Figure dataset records
______
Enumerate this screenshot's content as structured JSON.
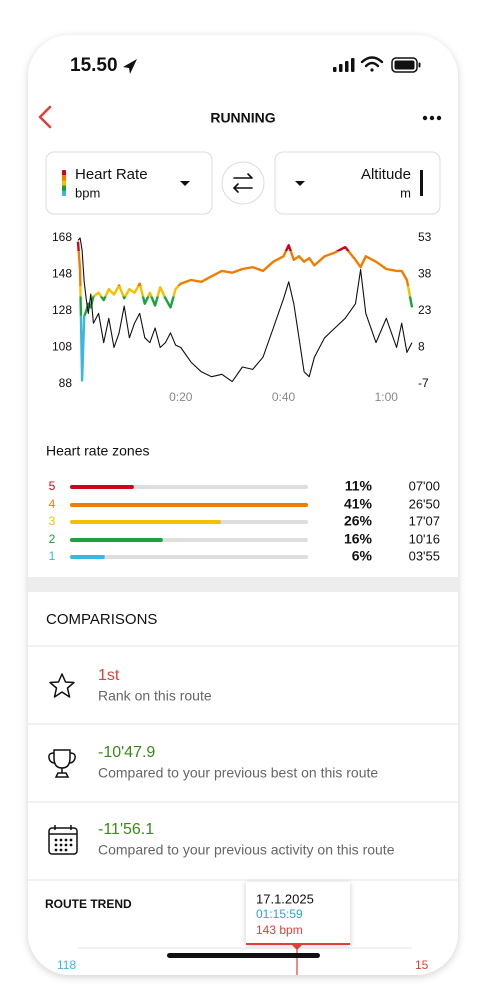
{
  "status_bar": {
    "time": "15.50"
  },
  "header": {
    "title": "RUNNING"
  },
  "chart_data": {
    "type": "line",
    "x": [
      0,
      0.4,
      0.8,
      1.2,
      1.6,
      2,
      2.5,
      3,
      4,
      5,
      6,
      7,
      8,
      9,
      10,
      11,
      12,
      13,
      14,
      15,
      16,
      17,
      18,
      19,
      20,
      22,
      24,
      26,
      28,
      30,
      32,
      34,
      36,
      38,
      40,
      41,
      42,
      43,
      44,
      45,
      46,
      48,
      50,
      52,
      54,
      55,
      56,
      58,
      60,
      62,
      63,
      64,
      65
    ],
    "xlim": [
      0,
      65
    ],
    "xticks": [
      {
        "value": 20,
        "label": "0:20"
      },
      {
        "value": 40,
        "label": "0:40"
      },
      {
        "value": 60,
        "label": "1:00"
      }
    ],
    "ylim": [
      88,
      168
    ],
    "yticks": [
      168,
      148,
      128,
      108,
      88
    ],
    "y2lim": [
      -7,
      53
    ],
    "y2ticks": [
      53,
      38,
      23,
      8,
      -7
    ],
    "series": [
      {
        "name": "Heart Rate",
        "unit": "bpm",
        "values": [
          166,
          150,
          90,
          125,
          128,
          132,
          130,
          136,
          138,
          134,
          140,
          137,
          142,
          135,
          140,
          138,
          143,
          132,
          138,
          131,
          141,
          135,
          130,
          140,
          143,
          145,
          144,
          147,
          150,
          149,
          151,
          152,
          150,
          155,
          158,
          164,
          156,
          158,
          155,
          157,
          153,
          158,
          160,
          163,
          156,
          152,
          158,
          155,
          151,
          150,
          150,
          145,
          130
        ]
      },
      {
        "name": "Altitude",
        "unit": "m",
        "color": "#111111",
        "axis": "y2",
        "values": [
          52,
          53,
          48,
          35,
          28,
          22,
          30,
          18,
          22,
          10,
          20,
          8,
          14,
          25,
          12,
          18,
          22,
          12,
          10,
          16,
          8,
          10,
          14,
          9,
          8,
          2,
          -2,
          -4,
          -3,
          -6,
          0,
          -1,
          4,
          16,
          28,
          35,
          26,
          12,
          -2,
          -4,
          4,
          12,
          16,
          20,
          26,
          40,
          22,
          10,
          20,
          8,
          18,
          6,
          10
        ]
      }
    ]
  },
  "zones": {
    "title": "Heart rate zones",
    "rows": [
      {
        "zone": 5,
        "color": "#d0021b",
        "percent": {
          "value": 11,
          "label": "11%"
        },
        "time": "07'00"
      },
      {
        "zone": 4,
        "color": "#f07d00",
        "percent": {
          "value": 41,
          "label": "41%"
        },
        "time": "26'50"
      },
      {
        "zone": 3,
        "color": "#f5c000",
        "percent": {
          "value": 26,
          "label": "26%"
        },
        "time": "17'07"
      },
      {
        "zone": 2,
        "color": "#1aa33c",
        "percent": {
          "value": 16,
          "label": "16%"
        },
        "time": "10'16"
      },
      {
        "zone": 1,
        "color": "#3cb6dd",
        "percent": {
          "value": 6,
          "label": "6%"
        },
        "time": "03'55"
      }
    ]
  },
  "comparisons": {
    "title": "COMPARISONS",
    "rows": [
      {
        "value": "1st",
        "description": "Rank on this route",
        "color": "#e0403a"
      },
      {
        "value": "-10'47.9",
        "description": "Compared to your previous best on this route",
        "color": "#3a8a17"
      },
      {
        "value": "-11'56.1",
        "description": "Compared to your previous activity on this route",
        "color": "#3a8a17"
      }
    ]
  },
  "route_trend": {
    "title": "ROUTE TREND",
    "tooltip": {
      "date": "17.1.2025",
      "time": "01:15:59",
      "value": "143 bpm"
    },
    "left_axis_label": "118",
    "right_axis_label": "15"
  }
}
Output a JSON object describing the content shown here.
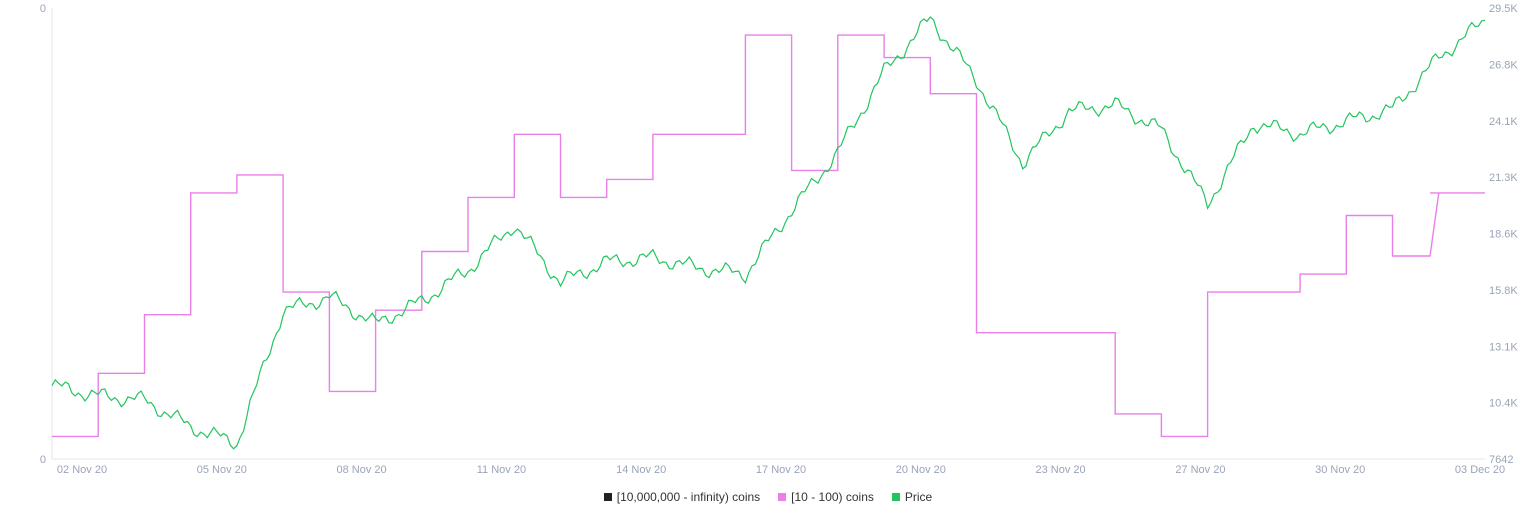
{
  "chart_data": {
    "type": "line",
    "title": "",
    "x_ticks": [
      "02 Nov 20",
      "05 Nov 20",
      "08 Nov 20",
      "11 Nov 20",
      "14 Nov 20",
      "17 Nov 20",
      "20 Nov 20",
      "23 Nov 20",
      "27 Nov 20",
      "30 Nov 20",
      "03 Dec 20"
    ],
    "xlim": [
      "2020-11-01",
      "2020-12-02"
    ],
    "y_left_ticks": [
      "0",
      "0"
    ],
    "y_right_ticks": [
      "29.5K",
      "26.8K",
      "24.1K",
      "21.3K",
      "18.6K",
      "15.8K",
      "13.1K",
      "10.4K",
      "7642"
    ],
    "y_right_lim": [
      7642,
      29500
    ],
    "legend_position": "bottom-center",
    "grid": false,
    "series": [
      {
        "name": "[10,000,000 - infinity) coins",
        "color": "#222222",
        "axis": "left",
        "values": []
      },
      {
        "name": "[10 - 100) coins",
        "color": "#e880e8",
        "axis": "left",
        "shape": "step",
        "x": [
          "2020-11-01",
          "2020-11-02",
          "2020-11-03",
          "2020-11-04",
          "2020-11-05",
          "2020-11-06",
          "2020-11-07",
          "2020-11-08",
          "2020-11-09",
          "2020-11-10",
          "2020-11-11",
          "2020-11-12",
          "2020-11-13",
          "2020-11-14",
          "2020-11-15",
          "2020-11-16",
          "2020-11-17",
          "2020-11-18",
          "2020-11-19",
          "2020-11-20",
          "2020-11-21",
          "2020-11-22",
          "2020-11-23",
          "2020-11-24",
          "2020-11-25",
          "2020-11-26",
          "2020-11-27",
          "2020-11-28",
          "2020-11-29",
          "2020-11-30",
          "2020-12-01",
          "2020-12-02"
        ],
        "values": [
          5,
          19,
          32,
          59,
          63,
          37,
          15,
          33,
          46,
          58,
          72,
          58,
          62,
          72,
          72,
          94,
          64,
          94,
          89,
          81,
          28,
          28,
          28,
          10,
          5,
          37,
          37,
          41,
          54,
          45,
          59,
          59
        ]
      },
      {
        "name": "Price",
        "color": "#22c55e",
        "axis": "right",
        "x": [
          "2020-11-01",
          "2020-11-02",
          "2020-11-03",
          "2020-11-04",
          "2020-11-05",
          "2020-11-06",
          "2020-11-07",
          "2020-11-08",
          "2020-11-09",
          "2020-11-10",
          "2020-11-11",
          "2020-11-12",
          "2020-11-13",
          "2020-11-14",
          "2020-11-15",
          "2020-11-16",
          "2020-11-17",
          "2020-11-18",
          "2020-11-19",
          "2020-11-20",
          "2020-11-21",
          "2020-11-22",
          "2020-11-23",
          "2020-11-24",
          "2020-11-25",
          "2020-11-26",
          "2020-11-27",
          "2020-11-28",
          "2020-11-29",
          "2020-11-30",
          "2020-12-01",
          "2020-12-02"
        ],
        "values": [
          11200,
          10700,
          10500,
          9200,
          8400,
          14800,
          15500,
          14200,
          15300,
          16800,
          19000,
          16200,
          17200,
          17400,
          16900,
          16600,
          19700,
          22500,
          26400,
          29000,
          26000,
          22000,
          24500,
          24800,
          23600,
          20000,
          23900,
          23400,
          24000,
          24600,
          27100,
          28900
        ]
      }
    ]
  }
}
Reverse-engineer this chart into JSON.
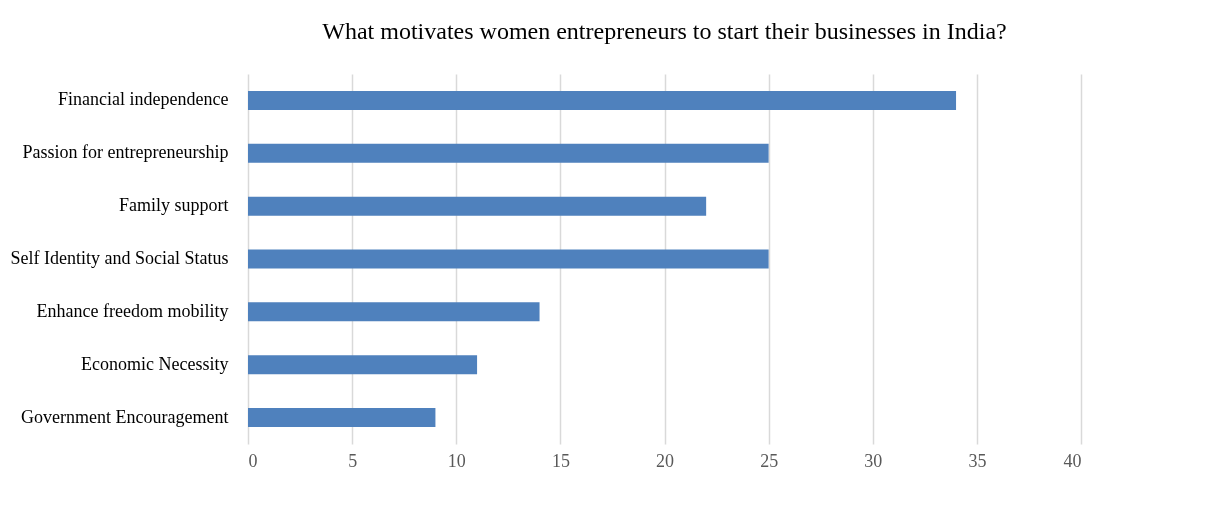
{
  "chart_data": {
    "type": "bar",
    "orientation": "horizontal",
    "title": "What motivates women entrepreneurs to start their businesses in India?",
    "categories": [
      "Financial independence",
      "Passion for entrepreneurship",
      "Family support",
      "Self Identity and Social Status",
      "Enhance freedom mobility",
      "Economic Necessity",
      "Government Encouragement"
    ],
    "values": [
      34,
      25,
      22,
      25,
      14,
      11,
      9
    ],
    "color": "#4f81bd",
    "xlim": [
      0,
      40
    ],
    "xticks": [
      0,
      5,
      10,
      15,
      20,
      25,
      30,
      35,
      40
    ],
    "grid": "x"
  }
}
______
### What to work on
From the listing, extract all text exactly as given and drop any picture.

### Worked answer
Enumerate this screenshot's content as structured JSON.
{
  "status_bar": {
    "time": "15.50"
  },
  "header": {
    "title": "RUNNING"
  },
  "chart_data": {
    "type": "line",
    "x": [
      0,
      0.4,
      0.8,
      1.2,
      1.6,
      2,
      2.5,
      3,
      4,
      5,
      6,
      7,
      8,
      9,
      10,
      11,
      12,
      13,
      14,
      15,
      16,
      17,
      18,
      19,
      20,
      22,
      24,
      26,
      28,
      30,
      32,
      34,
      36,
      38,
      40,
      41,
      42,
      43,
      44,
      45,
      46,
      48,
      50,
      52,
      54,
      55,
      56,
      58,
      60,
      62,
      63,
      64,
      65
    ],
    "xlim": [
      0,
      65
    ],
    "xticks": [
      {
        "value": 20,
        "label": "0:20"
      },
      {
        "value": 40,
        "label": "0:40"
      },
      {
        "value": 60,
        "label": "1:00"
      }
    ],
    "ylim": [
      88,
      168
    ],
    "yticks": [
      168,
      148,
      128,
      108,
      88
    ],
    "y2lim": [
      -7,
      53
    ],
    "y2ticks": [
      53,
      38,
      23,
      8,
      -7
    ],
    "series": [
      {
        "name": "Heart Rate",
        "unit": "bpm",
        "values": [
          166,
          150,
          90,
          125,
          128,
          132,
          130,
          136,
          138,
          134,
          140,
          137,
          142,
          135,
          140,
          138,
          143,
          132,
          138,
          131,
          141,
          135,
          130,
          140,
          143,
          145,
          144,
          147,
          150,
          149,
          151,
          152,
          150,
          155,
          158,
          164,
          156,
          158,
          155,
          157,
          153,
          158,
          160,
          163,
          156,
          152,
          158,
          155,
          151,
          150,
          150,
          145,
          130
        ]
      },
      {
        "name": "Altitude",
        "unit": "m",
        "color": "#111111",
        "axis": "y2",
        "values": [
          52,
          53,
          48,
          35,
          28,
          22,
          30,
          18,
          22,
          10,
          20,
          8,
          14,
          25,
          12,
          18,
          22,
          12,
          10,
          16,
          8,
          10,
          14,
          9,
          8,
          2,
          -2,
          -4,
          -3,
          -6,
          0,
          -1,
          4,
          16,
          28,
          35,
          26,
          12,
          -2,
          -4,
          4,
          12,
          16,
          20,
          26,
          40,
          22,
          10,
          20,
          8,
          18,
          6,
          10
        ]
      }
    ]
  },
  "zones": {
    "title": "Heart rate zones",
    "rows": [
      {
        "zone": 5,
        "color": "#d0021b",
        "percent": {
          "value": 11,
          "label": "11%"
        },
        "time": "07'00"
      },
      {
        "zone": 4,
        "color": "#f07d00",
        "percent": {
          "value": 41,
          "label": "41%"
        },
        "time": "26'50"
      },
      {
        "zone": 3,
        "color": "#f5c000",
        "percent": {
          "value": 26,
          "label": "26%"
        },
        "time": "17'07"
      },
      {
        "zone": 2,
        "color": "#1aa33c",
        "percent": {
          "value": 16,
          "label": "16%"
        },
        "time": "10'16"
      },
      {
        "zone": 1,
        "color": "#3cb6dd",
        "percent": {
          "value": 6,
          "label": "6%"
        },
        "time": "03'55"
      }
    ]
  },
  "comparisons": {
    "title": "COMPARISONS",
    "rows": [
      {
        "value": "1st",
        "description": "Rank on this route",
        "color": "#e0403a"
      },
      {
        "value": "-10'47.9",
        "description": "Compared to your previous best on this route",
        "color": "#3a8a17"
      },
      {
        "value": "-11'56.1",
        "description": "Compared to your previous activity on this route",
        "color": "#3a8a17"
      }
    ]
  },
  "route_trend": {
    "title": "ROUTE TREND",
    "tooltip": {
      "date": "17.1.2025",
      "time": "01:15:59",
      "value": "143 bpm"
    },
    "left_axis_label": "118",
    "right_axis_label": "15"
  }
}
Output a JSON object describing the content shown here.
{
  "chart_data": {
    "type": "line",
    "title": "",
    "x_ticks": [
      "02 Nov 20",
      "05 Nov 20",
      "08 Nov 20",
      "11 Nov 20",
      "14 Nov 20",
      "17 Nov 20",
      "20 Nov 20",
      "23 Nov 20",
      "27 Nov 20",
      "30 Nov 20",
      "03 Dec 20"
    ],
    "xlim": [
      "2020-11-01",
      "2020-12-02"
    ],
    "y_left_ticks": [
      "0",
      "0"
    ],
    "y_right_ticks": [
      "29.5K",
      "26.8K",
      "24.1K",
      "21.3K",
      "18.6K",
      "15.8K",
      "13.1K",
      "10.4K",
      "7642"
    ],
    "y_right_lim": [
      7642,
      29500
    ],
    "legend_position": "bottom-center",
    "grid": false,
    "series": [
      {
        "name": "[10,000,000 - infinity) coins",
        "color": "#222222",
        "axis": "left",
        "values": []
      },
      {
        "name": "[10 - 100) coins",
        "color": "#e880e8",
        "axis": "left",
        "shape": "step",
        "x": [
          "2020-11-01",
          "2020-11-02",
          "2020-11-03",
          "2020-11-04",
          "2020-11-05",
          "2020-11-06",
          "2020-11-07",
          "2020-11-08",
          "2020-11-09",
          "2020-11-10",
          "2020-11-11",
          "2020-11-12",
          "2020-11-13",
          "2020-11-14",
          "2020-11-15",
          "2020-11-16",
          "2020-11-17",
          "2020-11-18",
          "2020-11-19",
          "2020-11-20",
          "2020-11-21",
          "2020-11-22",
          "2020-11-23",
          "2020-11-24",
          "2020-11-25",
          "2020-11-26",
          "2020-11-27",
          "2020-11-28",
          "2020-11-29",
          "2020-11-30",
          "2020-12-01",
          "2020-12-02"
        ],
        "values": [
          5,
          19,
          32,
          59,
          63,
          37,
          15,
          33,
          46,
          58,
          72,
          58,
          62,
          72,
          72,
          94,
          64,
          94,
          89,
          81,
          28,
          28,
          28,
          10,
          5,
          37,
          37,
          41,
          54,
          45,
          59,
          59
        ]
      },
      {
        "name": "Price",
        "color": "#22c55e",
        "axis": "right",
        "x": [
          "2020-11-01",
          "2020-11-02",
          "2020-11-03",
          "2020-11-04",
          "2020-11-05",
          "2020-11-06",
          "2020-11-07",
          "2020-11-08",
          "2020-11-09",
          "2020-11-10",
          "2020-11-11",
          "2020-11-12",
          "2020-11-13",
          "2020-11-14",
          "2020-11-15",
          "2020-11-16",
          "2020-11-17",
          "2020-11-18",
          "2020-11-19",
          "2020-11-20",
          "2020-11-21",
          "2020-11-22",
          "2020-11-23",
          "2020-11-24",
          "2020-11-25",
          "2020-11-26",
          "2020-11-27",
          "2020-11-28",
          "2020-11-29",
          "2020-11-30",
          "2020-12-01",
          "2020-12-02"
        ],
        "values": [
          11200,
          10700,
          10500,
          9200,
          8400,
          14800,
          15500,
          14200,
          15300,
          16800,
          19000,
          16200,
          17200,
          17400,
          16900,
          16600,
          19700,
          22500,
          26400,
          29000,
          26000,
          22000,
          24500,
          24800,
          23600,
          20000,
          23900,
          23400,
          24000,
          24600,
          27100,
          28900
        ]
      }
    ]
  }
}
Reverse-engineer this chart into JSON.
{
  "chart_data": {
    "type": "bar",
    "orientation": "horizontal",
    "title": "What motivates women entrepreneurs to start their businesses in India?",
    "categories": [
      "Financial independence",
      "Passion for entrepreneurship",
      "Family support",
      "Self Identity and Social Status",
      "Enhance freedom mobility",
      "Economic Necessity",
      "Government Encouragement"
    ],
    "values": [
      34,
      25,
      22,
      25,
      14,
      11,
      9
    ],
    "color": "#4f81bd",
    "xlim": [
      0,
      40
    ],
    "xticks": [
      0,
      5,
      10,
      15,
      20,
      25,
      30,
      35,
      40
    ],
    "grid": "x"
  }
}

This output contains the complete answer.